→ **EXERCISE REQUIREMENTS**: Transcribe the data in full and exactly, omitting any pictures.

→ **DATA PROVIDED**:
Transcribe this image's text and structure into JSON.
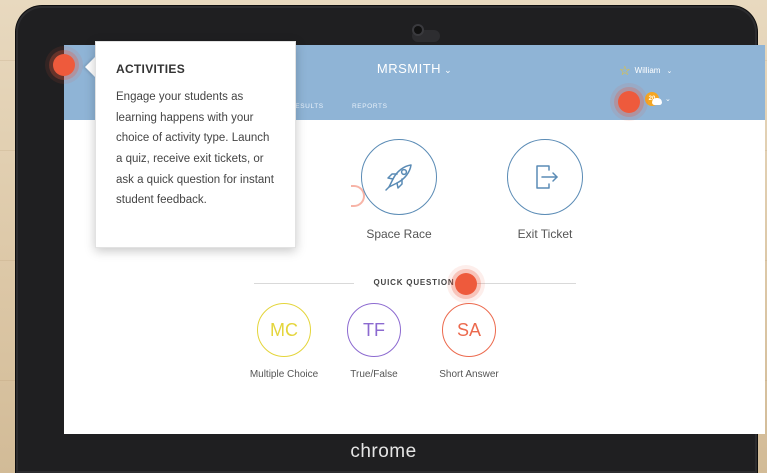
{
  "header": {
    "class_name": "MRSMITH",
    "caret": "⌄",
    "nav": [
      "RESULTS",
      "REPORTS"
    ],
    "user_name": "William",
    "badge_count": "20",
    "star_icon": "star-icon",
    "accent": "#8fb4d6"
  },
  "activities": [
    {
      "label": "Space Race",
      "icon": "rocket-icon"
    },
    {
      "label": "Exit Ticket",
      "icon": "exit-door-icon"
    }
  ],
  "quick_question": {
    "title": "QUICK QUESTION",
    "items": [
      {
        "abbr": "MC",
        "label": "Multiple Choice",
        "color": "#e4d53b"
      },
      {
        "abbr": "TF",
        "label": "True/False",
        "color": "#8c6ad0"
      },
      {
        "abbr": "SA",
        "label": "Short Answer",
        "color": "#ec6a4e"
      }
    ]
  },
  "tooltip": {
    "title": "ACTIVITIES",
    "body": "Engage your students as learning happens with your choice of activity type. Launch a quiz, receive exit tickets, or ask a quick question for instant student feedback."
  },
  "device": {
    "brand": "chrome"
  },
  "hotspot_color": "#ee5a3c"
}
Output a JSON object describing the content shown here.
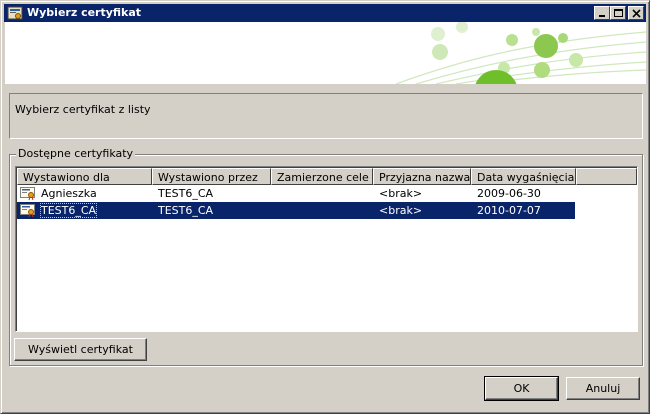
{
  "window": {
    "title": "Wybierz certyfikat"
  },
  "icons": {
    "app": "certificate-app-icon",
    "row": "certificate-icon",
    "minimize": "minimize-icon",
    "maximize": "maximize-icon",
    "close": "close-icon"
  },
  "info": {
    "text": "Wybierz certyfikat z listy"
  },
  "group": {
    "label": "Dostępne certyfikaty"
  },
  "table": {
    "columns": [
      "Wystawiono dla",
      "Wystawiono przez",
      "Zamierzone cele",
      "Przyjazna nazwa",
      "Data wygaśnięcia"
    ],
    "rows": [
      {
        "issued_to": "Agnieszka",
        "issued_by": "TEST6_CA",
        "purposes": "",
        "friendly": "<brak>",
        "expires": "2009-06-30",
        "selected": false
      },
      {
        "issued_to": "TEST6_CA",
        "issued_by": "TEST6_CA",
        "purposes": "",
        "friendly": "<brak>",
        "expires": "2010-07-07",
        "selected": true
      }
    ]
  },
  "buttons": {
    "view": "Wyświetl certyfikat",
    "ok": "OK",
    "cancel": "Anuluj"
  },
  "colors": {
    "title_bar": "#0a246a",
    "selection": "#0a246a",
    "face": "#d4d0c8",
    "banner_green": "#6fbf2a"
  }
}
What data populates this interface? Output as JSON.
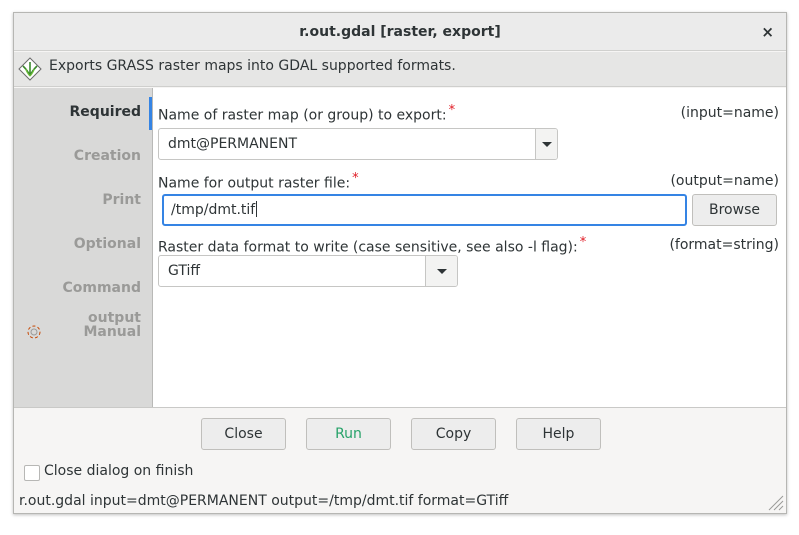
{
  "window": {
    "title": "r.out.gdal [raster, export]",
    "close_glyph": "×",
    "description": "Exports GRASS raster maps into GDAL supported formats."
  },
  "sidebar": {
    "items": [
      {
        "label": "Required",
        "active": true
      },
      {
        "label": "Creation",
        "active": false
      },
      {
        "label": "Print",
        "active": false
      },
      {
        "label": "Optional",
        "active": false
      },
      {
        "label": "Command output",
        "active": false
      },
      {
        "label": "Manual",
        "active": false,
        "icon": "lifebuoy-icon"
      }
    ]
  },
  "form": {
    "input": {
      "label": "Name of raster map (or group) to export:",
      "required_mark": "*",
      "param": "(input=name)",
      "value": "dmt@PERMANENT"
    },
    "output": {
      "label": "Name for output raster file:",
      "required_mark": "*",
      "param": "(output=name)",
      "value": "/tmp/dmt.tif",
      "browse_label": "Browse"
    },
    "format": {
      "label": "Raster data format to write (case sensitive, see also -l flag):",
      "required_mark": "*",
      "param": "(format=string)",
      "value": "GTiff"
    }
  },
  "buttons": {
    "close": "Close",
    "run": "Run",
    "copy": "Copy",
    "help": "Help"
  },
  "close_on_finish": {
    "label": "Close dialog on finish",
    "checked": false
  },
  "status_command": "r.out.gdal input=dmt@PERMANENT output=/tmp/dmt.tif format=GTiff",
  "colors": {
    "accent": "#3584e4",
    "required": "#e01b24",
    "run_text": "#26a269"
  }
}
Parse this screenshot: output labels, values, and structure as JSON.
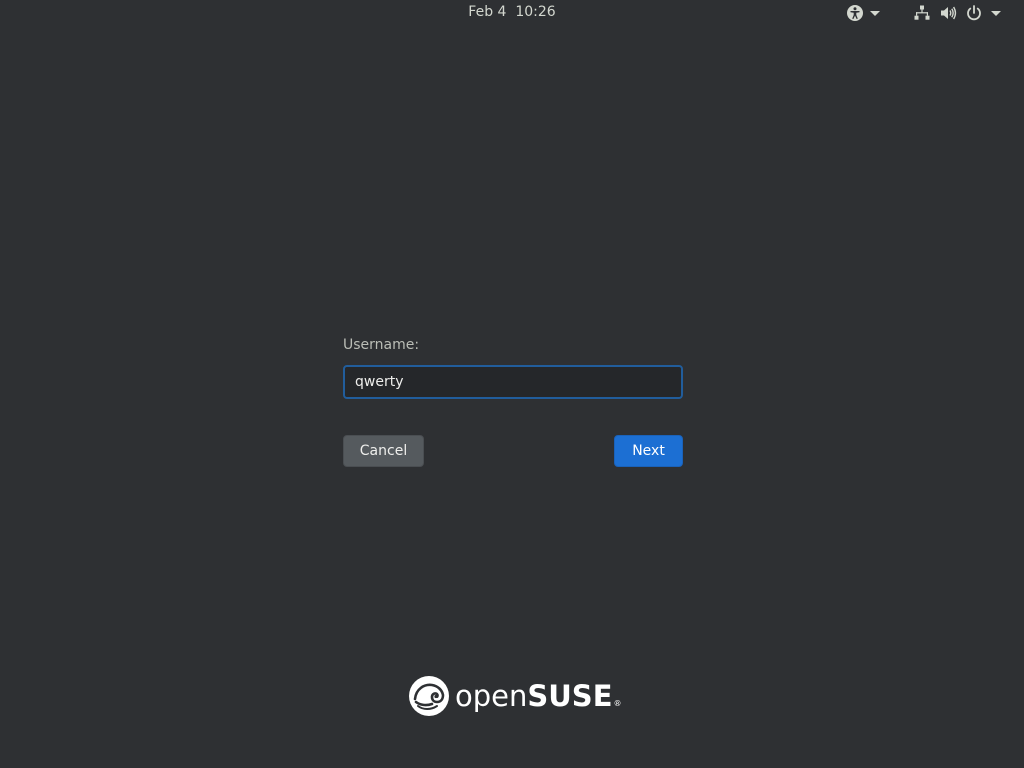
{
  "topbar": {
    "clock": "Feb 4  10:26",
    "icons": {
      "accessibility": "accessibility-icon",
      "network": "network-wired-icon",
      "volume": "volume-icon",
      "power": "power-icon",
      "dropdown": "chevron-down-icon"
    }
  },
  "login": {
    "username_label": "Username:",
    "username_value": "qwerty",
    "cancel_label": "Cancel",
    "next_label": "Next"
  },
  "branding": {
    "logo_text_light": "open",
    "logo_text_bold": "SUSE",
    "logo_registered": "®"
  },
  "colors": {
    "background": "#2e3033",
    "focus_border": "#215d9c",
    "primary_button": "#1c6fd3",
    "secondary_button": "#555a5e"
  }
}
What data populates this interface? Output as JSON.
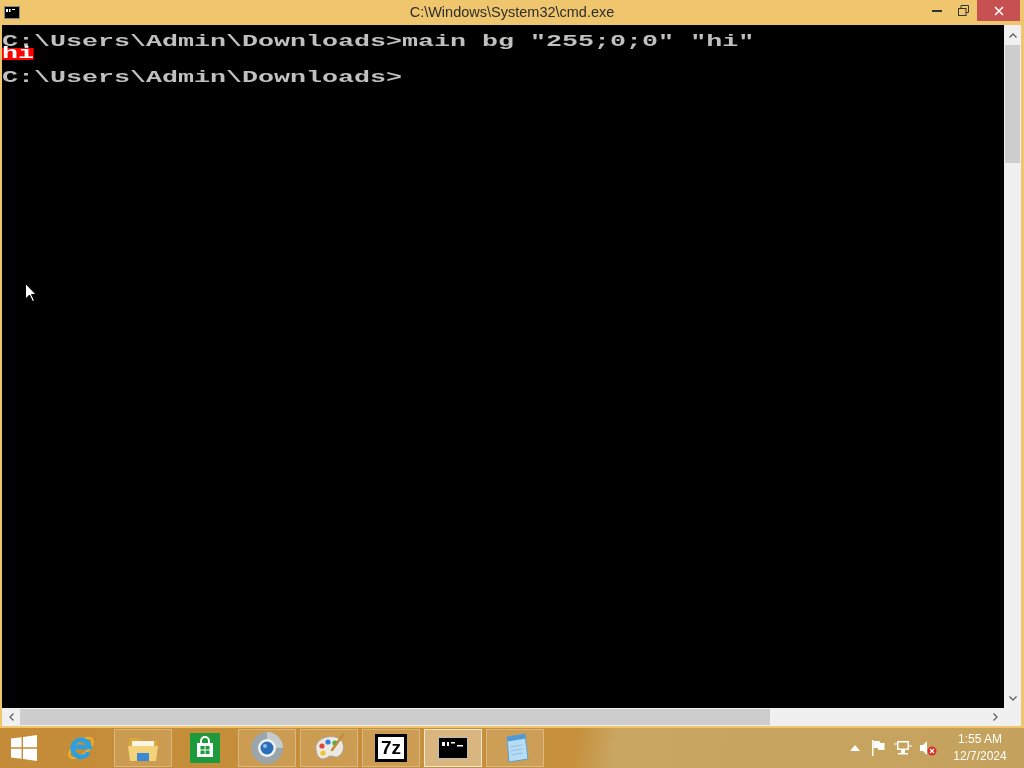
{
  "window": {
    "title": "C:\\Windows\\System32\\cmd.exe"
  },
  "console": {
    "lines": [
      {
        "kind": "line",
        "text": "C:\\Users\\Admin\\Downloads>main bg \"255;0;0\" \"hi\""
      },
      {
        "kind": "line",
        "text": "hi",
        "color": "#ff0000"
      },
      {
        "kind": "blank"
      },
      {
        "kind": "line",
        "text": "C:\\Users\\Admin\\Downloads>"
      }
    ]
  },
  "taskbar": {
    "apps": [
      {
        "kind": "browser",
        "running": false,
        "selected": false
      },
      {
        "kind": "files",
        "running": true,
        "selected": false
      },
      {
        "kind": "store",
        "running": false,
        "selected": false
      },
      {
        "kind": "orb",
        "running": true,
        "selected": false
      },
      {
        "kind": "paint",
        "running": true,
        "selected": false
      },
      {
        "kind": "archive",
        "label": "7z",
        "running": true,
        "selected": false
      },
      {
        "kind": "console",
        "running": true,
        "selected": true
      },
      {
        "kind": "notepad",
        "running": true,
        "selected": false
      }
    ],
    "tray": {
      "volume_muted": true,
      "time": "1:55 AM",
      "date": "12/7/2024"
    }
  }
}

→ **COMPLETE ANSWER**:
Transcribe this image's text and structure into JSON.
{
  "header": {
    "class_name": "MRSMITH",
    "caret": "⌄",
    "nav": [
      "RESULTS",
      "REPORTS"
    ],
    "user_name": "William",
    "badge_count": "20",
    "star_icon": "star-icon",
    "accent": "#8fb4d6"
  },
  "activities": [
    {
      "label": "Space Race",
      "icon": "rocket-icon"
    },
    {
      "label": "Exit Ticket",
      "icon": "exit-door-icon"
    }
  ],
  "quick_question": {
    "title": "QUICK QUESTION",
    "items": [
      {
        "abbr": "MC",
        "label": "Multiple Choice",
        "color": "#e4d53b"
      },
      {
        "abbr": "TF",
        "label": "True/False",
        "color": "#8c6ad0"
      },
      {
        "abbr": "SA",
        "label": "Short Answer",
        "color": "#ec6a4e"
      }
    ]
  },
  "tooltip": {
    "title": "ACTIVITIES",
    "body": "Engage your students as learning happens with your choice of activity type. Launch a quiz, receive exit tickets, or ask a quick question for instant student feedback."
  },
  "device": {
    "brand": "chrome"
  },
  "hotspot_color": "#ee5a3c"
}
Output a JSON object describing the content shown here.
{
  "window": {
    "title": "Wybierz certyfikat"
  },
  "icons": {
    "app": "certificate-app-icon",
    "row": "certificate-icon",
    "minimize": "minimize-icon",
    "maximize": "maximize-icon",
    "close": "close-icon"
  },
  "info": {
    "text": "Wybierz certyfikat z listy"
  },
  "group": {
    "label": "Dostępne certyfikaty"
  },
  "table": {
    "columns": [
      "Wystawiono dla",
      "Wystawiono przez",
      "Zamierzone cele",
      "Przyjazna nazwa",
      "Data wygaśnięcia"
    ],
    "rows": [
      {
        "issued_to": "Agnieszka",
        "issued_by": "TEST6_CA",
        "purposes": "",
        "friendly": "<brak>",
        "expires": "2009-06-30",
        "selected": false
      },
      {
        "issued_to": "TEST6_CA",
        "issued_by": "TEST6_CA",
        "purposes": "",
        "friendly": "<brak>",
        "expires": "2010-07-07",
        "selected": true
      }
    ]
  },
  "buttons": {
    "view": "Wyświetl certyfikat",
    "ok": "OK",
    "cancel": "Anuluj"
  },
  "colors": {
    "title_bar": "#0a246a",
    "selection": "#0a246a",
    "face": "#d4d0c8",
    "banner_green": "#6fbf2a"
  }
}
What data populates this interface? Output as JSON.
{
  "window": {
    "title": "r.out.gdal [raster, export]",
    "close_glyph": "×",
    "description": "Exports GRASS raster maps into GDAL supported formats."
  },
  "sidebar": {
    "items": [
      {
        "label": "Required",
        "active": true
      },
      {
        "label": "Creation",
        "active": false
      },
      {
        "label": "Print",
        "active": false
      },
      {
        "label": "Optional",
        "active": false
      },
      {
        "label": "Command output",
        "active": false
      },
      {
        "label": "Manual",
        "active": false,
        "icon": "lifebuoy-icon"
      }
    ]
  },
  "form": {
    "input": {
      "label": "Name of raster map (or group) to export:",
      "required_mark": "*",
      "param": "(input=name)",
      "value": "dmt@PERMANENT"
    },
    "output": {
      "label": "Name for output raster file:",
      "required_mark": "*",
      "param": "(output=name)",
      "value": "/tmp/dmt.tif",
      "browse_label": "Browse"
    },
    "format": {
      "label": "Raster data format to write (case sensitive, see also -l flag):",
      "required_mark": "*",
      "param": "(format=string)",
      "value": "GTiff"
    }
  },
  "buttons": {
    "close": "Close",
    "run": "Run",
    "copy": "Copy",
    "help": "Help"
  },
  "close_on_finish": {
    "label": "Close dialog on finish",
    "checked": false
  },
  "status_command": "r.out.gdal input=dmt@PERMANENT output=/tmp/dmt.tif format=GTiff",
  "colors": {
    "accent": "#3584e4",
    "required": "#e01b24",
    "run_text": "#26a269"
  }
}
Parse this screenshot: output labels, values, and structure as JSON.
{
  "topbar": {
    "clock": "Feb 4  10:26",
    "icons": {
      "accessibility": "accessibility-icon",
      "network": "network-wired-icon",
      "volume": "volume-icon",
      "power": "power-icon",
      "dropdown": "chevron-down-icon"
    }
  },
  "login": {
    "username_label": "Username:",
    "username_value": "qwerty",
    "cancel_label": "Cancel",
    "next_label": "Next"
  },
  "branding": {
    "logo_text_light": "open",
    "logo_text_bold": "SUSE",
    "logo_registered": "®"
  },
  "colors": {
    "background": "#2e3033",
    "focus_border": "#215d9c",
    "primary_button": "#1c6fd3",
    "secondary_button": "#555a5e"
  }
}
What data populates this interface? Output as JSON.
{
  "window": {
    "title": "C:\\Windows\\System32\\cmd.exe"
  },
  "console": {
    "lines": [
      {
        "kind": "line",
        "text": "C:\\Users\\Admin\\Downloads>main bg \"255;0;0\" \"hi\""
      },
      {
        "kind": "line",
        "text": "hi",
        "color": "#ff0000"
      },
      {
        "kind": "blank"
      },
      {
        "kind": "line",
        "text": "C:\\Users\\Admin\\Downloads>"
      }
    ]
  },
  "taskbar": {
    "apps": [
      {
        "kind": "browser",
        "running": false,
        "selected": false
      },
      {
        "kind": "files",
        "running": true,
        "selected": false
      },
      {
        "kind": "store",
        "running": false,
        "selected": false
      },
      {
        "kind": "orb",
        "running": true,
        "selected": false
      },
      {
        "kind": "paint",
        "running": true,
        "selected": false
      },
      {
        "kind": "archive",
        "label": "7z",
        "running": true,
        "selected": false
      },
      {
        "kind": "console",
        "running": true,
        "selected": true
      },
      {
        "kind": "notepad",
        "running": true,
        "selected": false
      }
    ],
    "tray": {
      "volume_muted": true,
      "time": "1:55 AM",
      "date": "12/7/2024"
    }
  }
}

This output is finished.